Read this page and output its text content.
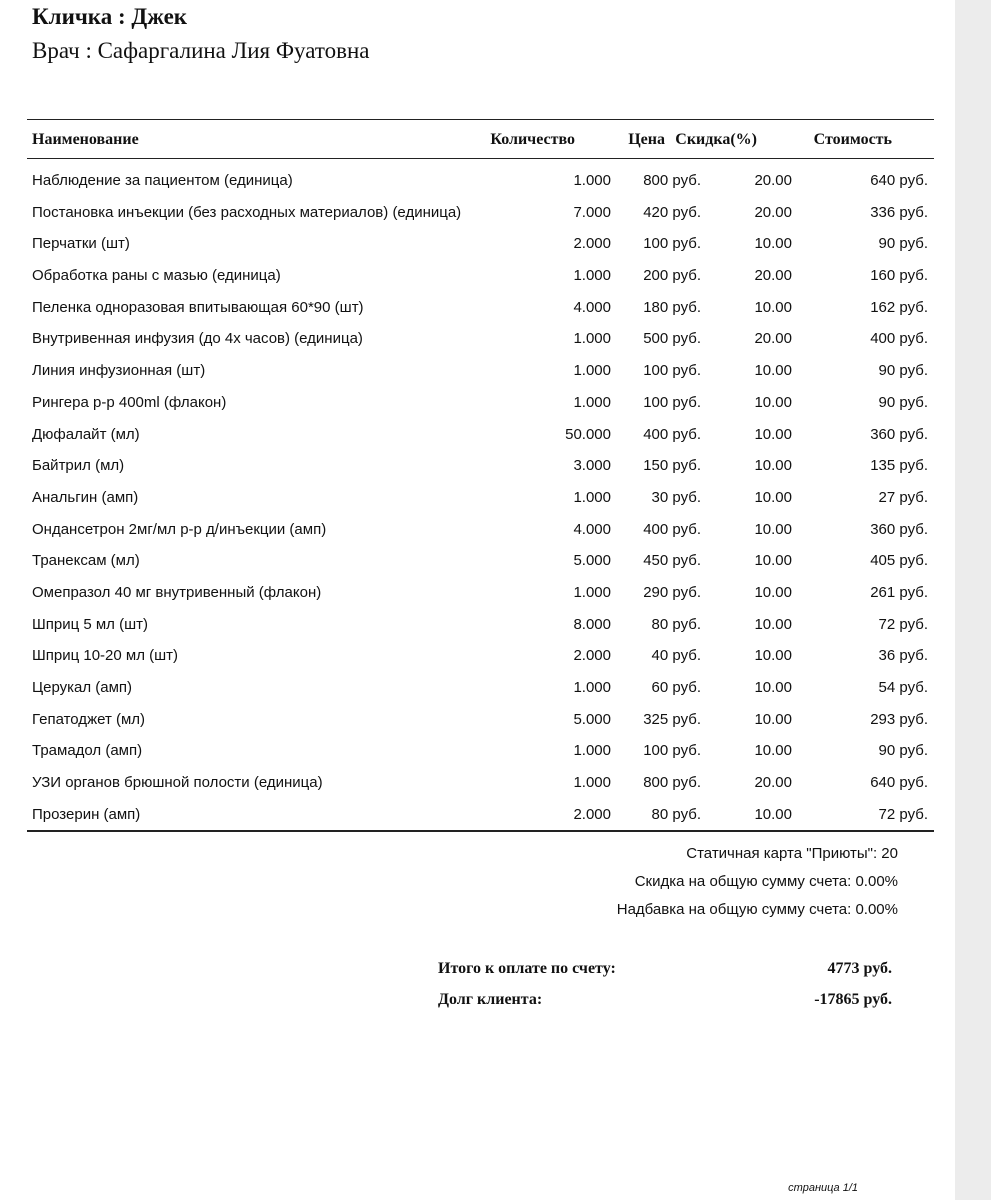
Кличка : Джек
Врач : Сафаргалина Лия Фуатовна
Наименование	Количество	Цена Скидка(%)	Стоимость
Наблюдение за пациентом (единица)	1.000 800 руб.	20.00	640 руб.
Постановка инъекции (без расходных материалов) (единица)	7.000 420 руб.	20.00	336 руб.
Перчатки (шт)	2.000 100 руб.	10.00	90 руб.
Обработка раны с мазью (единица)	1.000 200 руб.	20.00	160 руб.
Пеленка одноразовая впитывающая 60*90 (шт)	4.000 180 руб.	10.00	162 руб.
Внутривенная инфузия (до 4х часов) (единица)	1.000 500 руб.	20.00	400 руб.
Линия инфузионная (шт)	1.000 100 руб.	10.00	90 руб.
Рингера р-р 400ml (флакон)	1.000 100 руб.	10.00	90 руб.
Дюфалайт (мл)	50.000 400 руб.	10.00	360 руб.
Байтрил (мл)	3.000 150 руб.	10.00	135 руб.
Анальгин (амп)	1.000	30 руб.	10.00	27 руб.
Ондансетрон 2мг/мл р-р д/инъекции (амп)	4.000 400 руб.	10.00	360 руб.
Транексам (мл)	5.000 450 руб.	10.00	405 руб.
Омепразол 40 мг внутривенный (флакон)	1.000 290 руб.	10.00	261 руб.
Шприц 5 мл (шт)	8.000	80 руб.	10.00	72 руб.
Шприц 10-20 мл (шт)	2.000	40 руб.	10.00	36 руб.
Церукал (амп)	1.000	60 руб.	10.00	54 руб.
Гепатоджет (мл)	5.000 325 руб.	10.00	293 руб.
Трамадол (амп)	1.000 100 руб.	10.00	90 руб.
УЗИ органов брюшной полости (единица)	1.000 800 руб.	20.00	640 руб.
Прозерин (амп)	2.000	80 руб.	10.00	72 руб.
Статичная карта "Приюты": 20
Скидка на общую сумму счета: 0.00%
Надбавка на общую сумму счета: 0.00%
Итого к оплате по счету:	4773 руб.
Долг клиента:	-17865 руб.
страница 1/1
● ● ● ● ●
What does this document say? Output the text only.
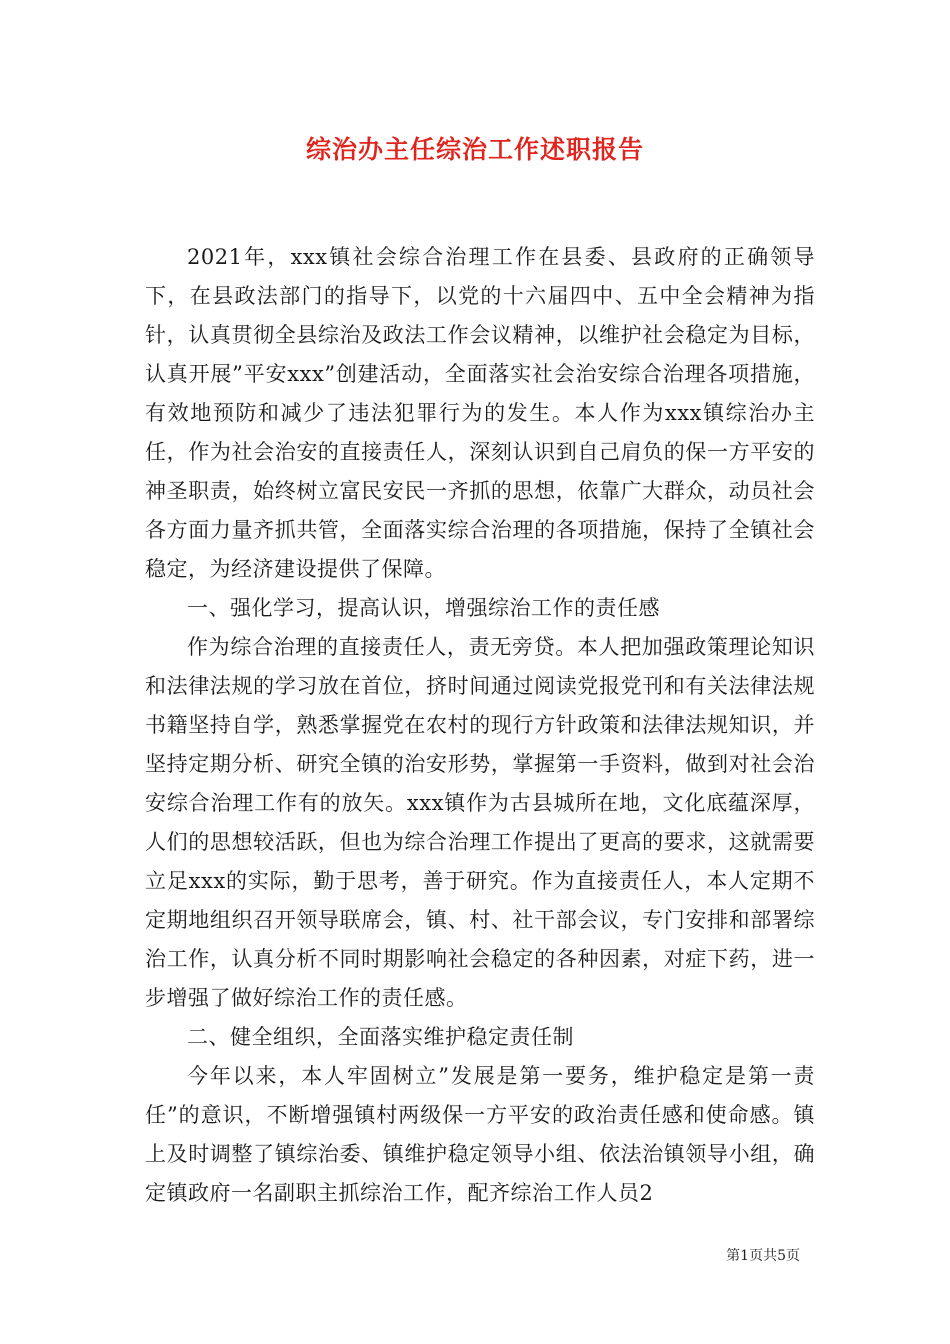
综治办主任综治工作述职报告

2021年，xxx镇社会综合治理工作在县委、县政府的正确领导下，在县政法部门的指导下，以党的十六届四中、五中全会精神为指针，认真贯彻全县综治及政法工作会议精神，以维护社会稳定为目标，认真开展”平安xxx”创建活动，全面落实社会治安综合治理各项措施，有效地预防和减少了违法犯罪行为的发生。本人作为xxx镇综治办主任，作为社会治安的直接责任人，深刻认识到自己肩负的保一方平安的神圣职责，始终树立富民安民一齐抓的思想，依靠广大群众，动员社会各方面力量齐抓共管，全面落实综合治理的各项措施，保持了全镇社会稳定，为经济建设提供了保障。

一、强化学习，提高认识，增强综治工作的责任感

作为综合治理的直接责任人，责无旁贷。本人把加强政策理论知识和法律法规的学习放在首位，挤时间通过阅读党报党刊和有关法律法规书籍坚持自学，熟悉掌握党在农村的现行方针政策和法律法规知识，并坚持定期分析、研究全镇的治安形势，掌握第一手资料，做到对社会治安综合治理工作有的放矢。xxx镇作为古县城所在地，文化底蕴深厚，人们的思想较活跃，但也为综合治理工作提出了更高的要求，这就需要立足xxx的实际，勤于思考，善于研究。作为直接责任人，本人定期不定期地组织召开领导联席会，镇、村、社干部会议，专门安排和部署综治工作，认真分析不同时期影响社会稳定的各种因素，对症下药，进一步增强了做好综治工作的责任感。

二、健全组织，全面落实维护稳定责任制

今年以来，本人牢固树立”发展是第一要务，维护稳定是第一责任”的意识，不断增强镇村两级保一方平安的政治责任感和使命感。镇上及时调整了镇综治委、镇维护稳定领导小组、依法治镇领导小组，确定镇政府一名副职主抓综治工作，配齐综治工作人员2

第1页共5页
● ● ● ● ●
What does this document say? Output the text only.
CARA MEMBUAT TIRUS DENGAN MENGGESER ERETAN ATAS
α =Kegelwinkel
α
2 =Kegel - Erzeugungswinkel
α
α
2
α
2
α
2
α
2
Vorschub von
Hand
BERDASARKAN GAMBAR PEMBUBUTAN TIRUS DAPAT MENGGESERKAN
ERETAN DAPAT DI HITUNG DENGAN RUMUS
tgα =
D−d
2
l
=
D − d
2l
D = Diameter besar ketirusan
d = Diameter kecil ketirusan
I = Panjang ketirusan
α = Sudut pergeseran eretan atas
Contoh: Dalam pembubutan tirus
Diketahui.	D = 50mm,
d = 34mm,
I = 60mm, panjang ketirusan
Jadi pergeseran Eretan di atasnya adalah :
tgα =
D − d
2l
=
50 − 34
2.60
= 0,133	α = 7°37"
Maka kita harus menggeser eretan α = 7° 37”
● ● ● ● ●
## [WRITTEN TASK]
Using the listing above, gather each line that holds the string "DAPAT" and copy it.

## [TASK ANSWER]
BERDASARKAN GAMBAR PEMBUBUTAN TIRUS DAPAT MENGGESERKAN
ERETAN DAPAT DI HITUNG DENGAN RUMUS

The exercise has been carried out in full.